* Problem requirements
Transcribe each record below word for word.

* Extracted material
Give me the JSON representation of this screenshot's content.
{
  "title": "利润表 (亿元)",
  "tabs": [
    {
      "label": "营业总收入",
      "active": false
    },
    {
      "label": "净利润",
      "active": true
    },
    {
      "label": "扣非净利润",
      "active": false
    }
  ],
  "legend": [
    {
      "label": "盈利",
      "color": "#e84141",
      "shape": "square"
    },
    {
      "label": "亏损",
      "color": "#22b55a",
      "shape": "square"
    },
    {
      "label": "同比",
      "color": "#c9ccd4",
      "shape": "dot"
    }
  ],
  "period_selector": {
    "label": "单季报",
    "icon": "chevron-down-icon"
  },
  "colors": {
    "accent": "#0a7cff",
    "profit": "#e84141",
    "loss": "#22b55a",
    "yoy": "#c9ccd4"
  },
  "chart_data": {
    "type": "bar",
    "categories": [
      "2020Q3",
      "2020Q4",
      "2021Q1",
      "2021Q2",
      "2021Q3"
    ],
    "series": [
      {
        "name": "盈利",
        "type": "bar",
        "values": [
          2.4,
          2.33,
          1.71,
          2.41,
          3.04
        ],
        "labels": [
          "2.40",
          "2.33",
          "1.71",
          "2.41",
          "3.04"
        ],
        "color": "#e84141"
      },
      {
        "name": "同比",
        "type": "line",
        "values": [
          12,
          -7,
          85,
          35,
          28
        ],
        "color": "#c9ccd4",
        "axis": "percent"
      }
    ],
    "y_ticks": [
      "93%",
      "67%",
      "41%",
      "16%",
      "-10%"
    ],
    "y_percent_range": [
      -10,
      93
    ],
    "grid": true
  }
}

* Completed task
Give me the JSON representation of this screenshot's content.
{
  "title": "利润表 (亿元)",
  "tabs": [
    {
      "label": "营业总收入",
      "active": false
    },
    {
      "label": "净利润",
      "active": true
    },
    {
      "label": "扣非净利润",
      "active": false
    }
  ],
  "legend": [
    {
      "label": "盈利",
      "color": "#e84141",
      "shape": "square"
    },
    {
      "label": "亏损",
      "color": "#22b55a",
      "shape": "square"
    },
    {
      "label": "同比",
      "color": "#c9ccd4",
      "shape": "dot"
    }
  ],
  "period_selector": {
    "label": "单季报",
    "icon": "chevron-down-icon"
  },
  "colors": {
    "accent": "#0a7cff",
    "profit": "#e84141",
    "loss": "#22b55a",
    "yoy": "#c9ccd4"
  },
  "chart_data": {
    "type": "bar",
    "categories": [
      "2020Q3",
      "2020Q4",
      "2021Q1",
      "2021Q2",
      "2021Q3"
    ],
    "series": [
      {
        "name": "盈利",
        "type": "bar",
        "values": [
          2.4,
          2.33,
          1.71,
          2.41,
          3.04
        ],
        "labels": [
          "2.40",
          "2.33",
          "1.71",
          "2.41",
          "3.04"
        ],
        "color": "#e84141"
      },
      {
        "name": "同比",
        "type": "line",
        "values": [
          12,
          -7,
          85,
          35,
          28
        ],
        "color": "#c9ccd4",
        "axis": "percent"
      }
    ],
    "y_ticks": [
      "93%",
      "67%",
      "41%",
      "16%",
      "-10%"
    ],
    "y_percent_range": [
      -10,
      93
    ],
    "grid": true
  }
}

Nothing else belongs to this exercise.